Task input:

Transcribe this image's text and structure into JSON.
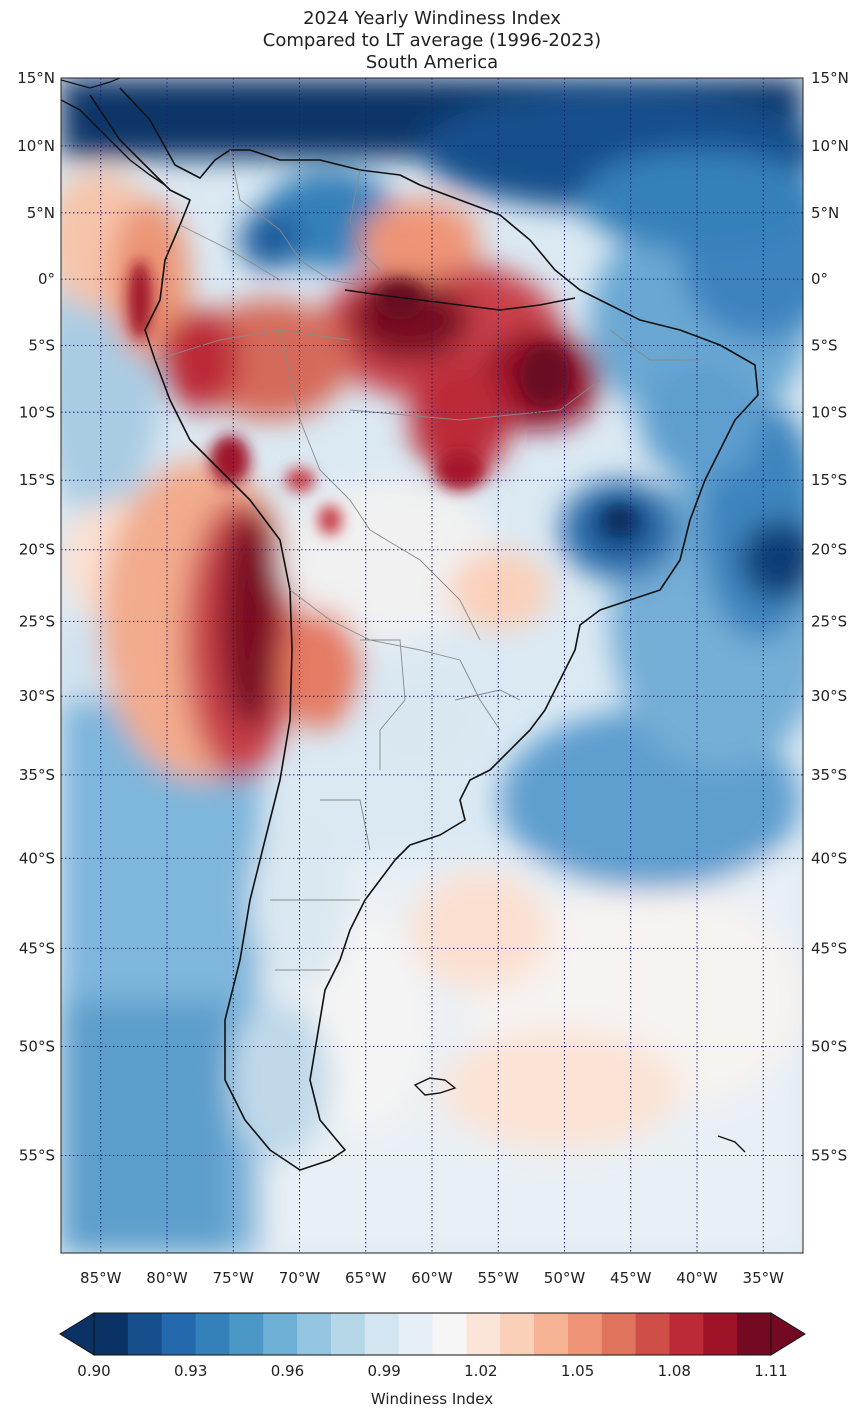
{
  "title": {
    "line1": "2024 Yearly Windiness Index",
    "line2": "Compared to LT average (1996-2023)",
    "line3": "South America"
  },
  "map": {
    "lon_range": [
      -88,
      -32
    ],
    "lat_range": [
      -59,
      15
    ],
    "lat_labels": [
      "15°N",
      "10°N",
      "5°N",
      "0°",
      "5°S",
      "10°S",
      "15°S",
      "20°S",
      "25°S",
      "30°S",
      "35°S",
      "40°S",
      "45°S",
      "50°S",
      "55°S"
    ],
    "lat_values": [
      15,
      10,
      5,
      0,
      -5,
      -10,
      -15,
      -20,
      -25,
      -30,
      -35,
      -40,
      -45,
      -50,
      -55
    ],
    "lon_labels": [
      "85°W",
      "80°W",
      "75°W",
      "70°W",
      "65°W",
      "60°W",
      "55°W",
      "50°W",
      "45°W",
      "40°W",
      "35°W"
    ],
    "lon_values": [
      -85,
      -80,
      -75,
      -70,
      -65,
      -60,
      -55,
      -50,
      -45,
      -40,
      -35
    ],
    "gridline_style": "dotted navy"
  },
  "colorbar": {
    "label": "Windiness Index",
    "tick_labels": [
      "0.90",
      "0.93",
      "0.96",
      "0.99",
      "1.02",
      "1.05",
      "1.08",
      "1.11"
    ],
    "min": 0.9,
    "max": 1.11,
    "colors": [
      "#0b3264",
      "#164f8c",
      "#2468ae",
      "#3480b9",
      "#4b98c7",
      "#6dafd5",
      "#94c5e0",
      "#b6d7e8",
      "#d2e5f0",
      "#e6eff5",
      "#f6f6f6",
      "#fbe5d9",
      "#fbd0b9",
      "#f6b394",
      "#ef9476",
      "#e0735c",
      "#cf4e48",
      "#bc2a37",
      "#9f1329",
      "#740a21"
    ],
    "extend": "both"
  }
}
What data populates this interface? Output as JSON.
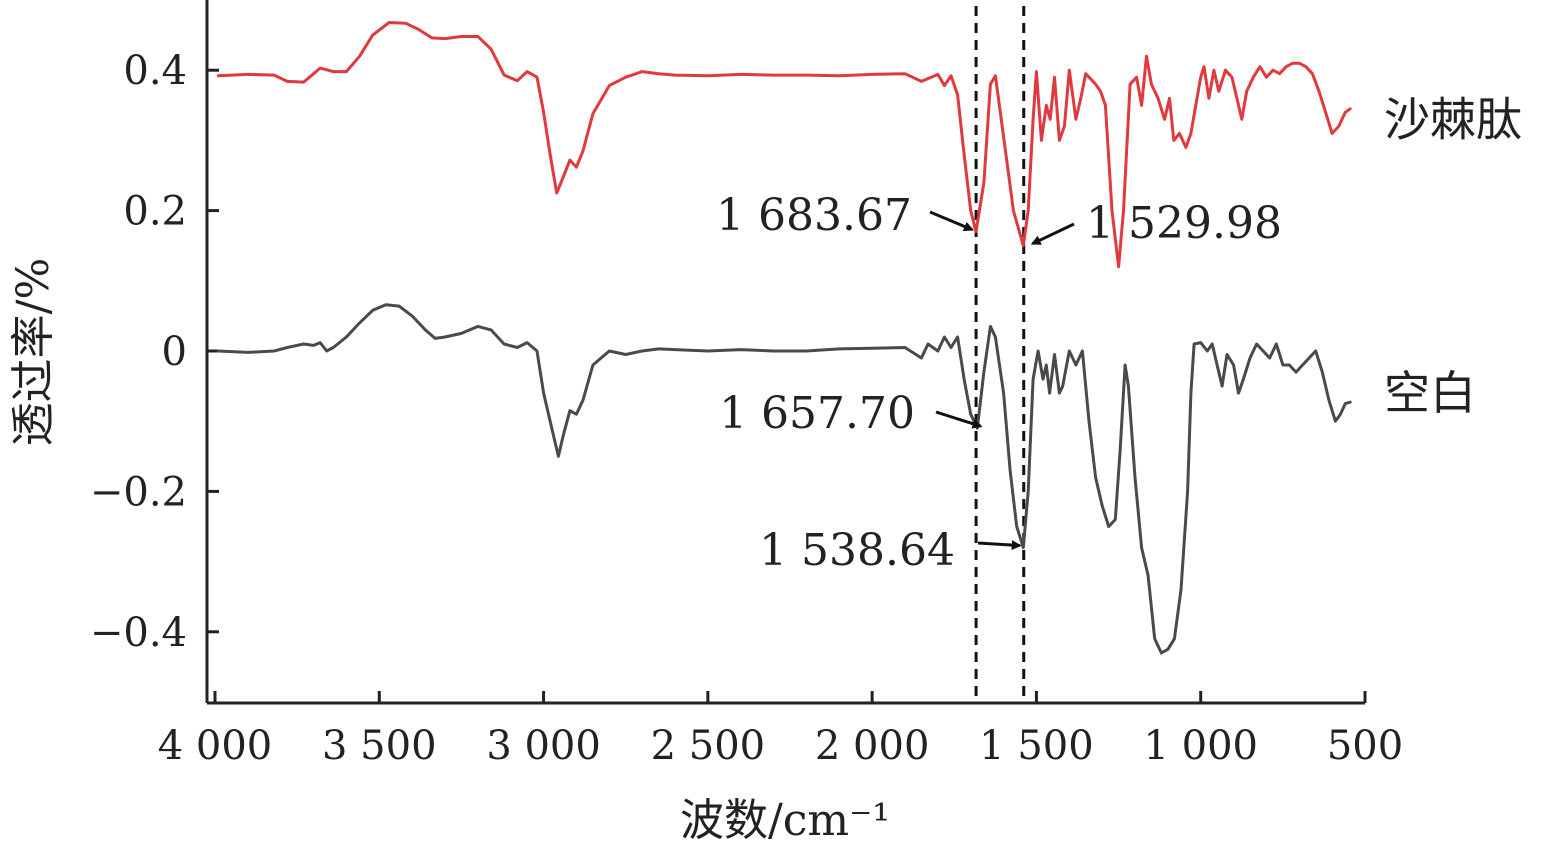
{
  "chart_data": {
    "type": "line",
    "xlabel": "波数/cm⁻¹",
    "ylabel": "透过率/%",
    "xlim": [
      4000,
      500
    ],
    "ylim": [
      -0.5,
      0.5
    ],
    "x_ticks": [
      4000,
      3500,
      3000,
      2500,
      2000,
      1500,
      1000,
      500
    ],
    "x_tick_labels": [
      "4 000",
      "3 500",
      "3 000",
      "2 500",
      "2 000",
      "1 500",
      "1 000",
      "500"
    ],
    "y_ticks": [
      0.4,
      0.2,
      0,
      -0.2,
      -0.4
    ],
    "y_tick_labels": [
      "0.4",
      "0.2",
      "0",
      "−0.2",
      "−0.4"
    ],
    "reference_lines_x": [
      1683.67,
      1538.64
    ],
    "series": [
      {
        "name": "沙棘肽",
        "color": "#e0393e",
        "points": [
          [
            3990,
            0.392
          ],
          [
            3900,
            0.394
          ],
          [
            3820,
            0.393
          ],
          [
            3780,
            0.384
          ],
          [
            3730,
            0.383
          ],
          [
            3700,
            0.395
          ],
          [
            3680,
            0.403
          ],
          [
            3640,
            0.398
          ],
          [
            3600,
            0.398
          ],
          [
            3560,
            0.42
          ],
          [
            3520,
            0.45
          ],
          [
            3470,
            0.468
          ],
          [
            3420,
            0.467
          ],
          [
            3380,
            0.458
          ],
          [
            3340,
            0.446
          ],
          [
            3300,
            0.445
          ],
          [
            3250,
            0.448
          ],
          [
            3200,
            0.448
          ],
          [
            3160,
            0.43
          ],
          [
            3120,
            0.393
          ],
          [
            3080,
            0.385
          ],
          [
            3050,
            0.398
          ],
          [
            3020,
            0.39
          ],
          [
            3000,
            0.34
          ],
          [
            2980,
            0.28
          ],
          [
            2960,
            0.225
          ],
          [
            2940,
            0.248
          ],
          [
            2920,
            0.272
          ],
          [
            2900,
            0.262
          ],
          [
            2880,
            0.285
          ],
          [
            2850,
            0.338
          ],
          [
            2800,
            0.378
          ],
          [
            2750,
            0.39
          ],
          [
            2700,
            0.398
          ],
          [
            2650,
            0.395
          ],
          [
            2600,
            0.393
          ],
          [
            2500,
            0.392
          ],
          [
            2400,
            0.394
          ],
          [
            2300,
            0.393
          ],
          [
            2200,
            0.393
          ],
          [
            2100,
            0.392
          ],
          [
            2000,
            0.394
          ],
          [
            1900,
            0.395
          ],
          [
            1850,
            0.384
          ],
          [
            1820,
            0.39
          ],
          [
            1800,
            0.394
          ],
          [
            1780,
            0.378
          ],
          [
            1760,
            0.392
          ],
          [
            1740,
            0.365
          ],
          [
            1720,
            0.28
          ],
          [
            1700,
            0.2
          ],
          [
            1684,
            0.17
          ],
          [
            1660,
            0.24
          ],
          [
            1640,
            0.38
          ],
          [
            1625,
            0.392
          ],
          [
            1610,
            0.34
          ],
          [
            1590,
            0.27
          ],
          [
            1570,
            0.2
          ],
          [
            1540,
            0.15
          ],
          [
            1525,
            0.2
          ],
          [
            1510,
            0.33
          ],
          [
            1500,
            0.398
          ],
          [
            1485,
            0.3
          ],
          [
            1470,
            0.35
          ],
          [
            1458,
            0.33
          ],
          [
            1445,
            0.39
          ],
          [
            1430,
            0.3
          ],
          [
            1415,
            0.32
          ],
          [
            1400,
            0.4
          ],
          [
            1380,
            0.33
          ],
          [
            1365,
            0.36
          ],
          [
            1350,
            0.395
          ],
          [
            1320,
            0.38
          ],
          [
            1305,
            0.37
          ],
          [
            1290,
            0.35
          ],
          [
            1270,
            0.2
          ],
          [
            1250,
            0.12
          ],
          [
            1235,
            0.2
          ],
          [
            1215,
            0.38
          ],
          [
            1195,
            0.39
          ],
          [
            1180,
            0.35
          ],
          [
            1165,
            0.42
          ],
          [
            1150,
            0.38
          ],
          [
            1130,
            0.36
          ],
          [
            1110,
            0.33
          ],
          [
            1095,
            0.36
          ],
          [
            1082,
            0.3
          ],
          [
            1065,
            0.31
          ],
          [
            1045,
            0.29
          ],
          [
            1030,
            0.31
          ],
          [
            1000,
            0.39
          ],
          [
            990,
            0.405
          ],
          [
            975,
            0.36
          ],
          [
            960,
            0.4
          ],
          [
            945,
            0.37
          ],
          [
            925,
            0.4
          ],
          [
            905,
            0.39
          ],
          [
            890,
            0.36
          ],
          [
            875,
            0.33
          ],
          [
            860,
            0.37
          ],
          [
            840,
            0.39
          ],
          [
            820,
            0.405
          ],
          [
            800,
            0.39
          ],
          [
            780,
            0.4
          ],
          [
            760,
            0.395
          ],
          [
            740,
            0.405
          ],
          [
            720,
            0.41
          ],
          [
            700,
            0.41
          ],
          [
            680,
            0.405
          ],
          [
            660,
            0.395
          ],
          [
            640,
            0.37
          ],
          [
            620,
            0.34
          ],
          [
            600,
            0.31
          ],
          [
            580,
            0.32
          ],
          [
            560,
            0.34
          ],
          [
            545,
            0.345
          ]
        ]
      },
      {
        "name": "空白",
        "color": "#4a4a4a",
        "points": [
          [
            3990,
            0.0
          ],
          [
            3900,
            -0.002
          ],
          [
            3820,
            0.0
          ],
          [
            3780,
            0.005
          ],
          [
            3730,
            0.01
          ],
          [
            3700,
            0.008
          ],
          [
            3680,
            0.012
          ],
          [
            3660,
            0.0
          ],
          [
            3640,
            0.005
          ],
          [
            3600,
            0.02
          ],
          [
            3560,
            0.04
          ],
          [
            3520,
            0.058
          ],
          [
            3480,
            0.066
          ],
          [
            3440,
            0.064
          ],
          [
            3400,
            0.05
          ],
          [
            3360,
            0.03
          ],
          [
            3330,
            0.018
          ],
          [
            3300,
            0.02
          ],
          [
            3250,
            0.025
          ],
          [
            3200,
            0.035
          ],
          [
            3160,
            0.03
          ],
          [
            3120,
            0.01
          ],
          [
            3080,
            0.005
          ],
          [
            3050,
            0.012
          ],
          [
            3020,
            0.0
          ],
          [
            3000,
            -0.06
          ],
          [
            2970,
            -0.12
          ],
          [
            2955,
            -0.15
          ],
          [
            2940,
            -0.12
          ],
          [
            2920,
            -0.085
          ],
          [
            2900,
            -0.09
          ],
          [
            2880,
            -0.07
          ],
          [
            2850,
            -0.02
          ],
          [
            2800,
            0.0
          ],
          [
            2750,
            -0.005
          ],
          [
            2700,
            0.0
          ],
          [
            2650,
            0.003
          ],
          [
            2600,
            0.002
          ],
          [
            2500,
            0.0
          ],
          [
            2400,
            0.002
          ],
          [
            2300,
            0.0
          ],
          [
            2200,
            0.0
          ],
          [
            2100,
            0.003
          ],
          [
            2000,
            0.004
          ],
          [
            1900,
            0.005
          ],
          [
            1850,
            -0.01
          ],
          [
            1830,
            0.01
          ],
          [
            1800,
            0.0
          ],
          [
            1780,
            0.02
          ],
          [
            1760,
            0.005
          ],
          [
            1740,
            0.02
          ],
          [
            1720,
            -0.04
          ],
          [
            1700,
            -0.09
          ],
          [
            1680,
            -0.11
          ],
          [
            1660,
            -0.03
          ],
          [
            1640,
            0.035
          ],
          [
            1625,
            0.02
          ],
          [
            1600,
            -0.06
          ],
          [
            1580,
            -0.17
          ],
          [
            1560,
            -0.25
          ],
          [
            1540,
            -0.28
          ],
          [
            1525,
            -0.2
          ],
          [
            1510,
            -0.04
          ],
          [
            1495,
            0.0
          ],
          [
            1480,
            -0.04
          ],
          [
            1470,
            -0.02
          ],
          [
            1460,
            -0.06
          ],
          [
            1445,
            -0.005
          ],
          [
            1430,
            -0.06
          ],
          [
            1420,
            -0.05
          ],
          [
            1400,
            0.0
          ],
          [
            1380,
            -0.02
          ],
          [
            1360,
            0.0
          ],
          [
            1340,
            -0.1
          ],
          [
            1320,
            -0.18
          ],
          [
            1300,
            -0.22
          ],
          [
            1280,
            -0.25
          ],
          [
            1260,
            -0.24
          ],
          [
            1245,
            -0.14
          ],
          [
            1230,
            -0.02
          ],
          [
            1220,
            -0.05
          ],
          [
            1200,
            -0.18
          ],
          [
            1180,
            -0.28
          ],
          [
            1160,
            -0.32
          ],
          [
            1140,
            -0.41
          ],
          [
            1120,
            -0.43
          ],
          [
            1100,
            -0.425
          ],
          [
            1080,
            -0.41
          ],
          [
            1060,
            -0.34
          ],
          [
            1040,
            -0.2
          ],
          [
            1030,
            -0.06
          ],
          [
            1020,
            0.01
          ],
          [
            1000,
            0.012
          ],
          [
            980,
            0.0
          ],
          [
            965,
            0.01
          ],
          [
            950,
            -0.02
          ],
          [
            935,
            -0.05
          ],
          [
            920,
            -0.005
          ],
          [
            900,
            -0.02
          ],
          [
            885,
            -0.06
          ],
          [
            870,
            -0.04
          ],
          [
            850,
            -0.01
          ],
          [
            830,
            0.01
          ],
          [
            810,
            0.0
          ],
          [
            790,
            -0.01
          ],
          [
            770,
            0.01
          ],
          [
            750,
            -0.02
          ],
          [
            730,
            -0.02
          ],
          [
            710,
            -0.03
          ],
          [
            690,
            -0.02
          ],
          [
            670,
            -0.01
          ],
          [
            650,
            0.0
          ],
          [
            630,
            -0.03
          ],
          [
            610,
            -0.07
          ],
          [
            590,
            -0.1
          ],
          [
            575,
            -0.09
          ],
          [
            560,
            -0.075
          ],
          [
            545,
            -0.073
          ]
        ]
      }
    ],
    "annotations": [
      {
        "text": "1 683.67",
        "x": 1683.67,
        "y": 0.17
      },
      {
        "text": "1 529.98",
        "x": 1529.98,
        "y": 0.15
      },
      {
        "text": "1 657.70",
        "x": 1657.7,
        "y": -0.11
      },
      {
        "text": "1 538.64",
        "x": 1538.64,
        "y": -0.28
      }
    ]
  }
}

Exercise details:
Note every line above where the string "this" shows up, and copy those lines.

Result:
Transcribe this image's text and structure into JSON.
What data populates this interface? Output as JSON.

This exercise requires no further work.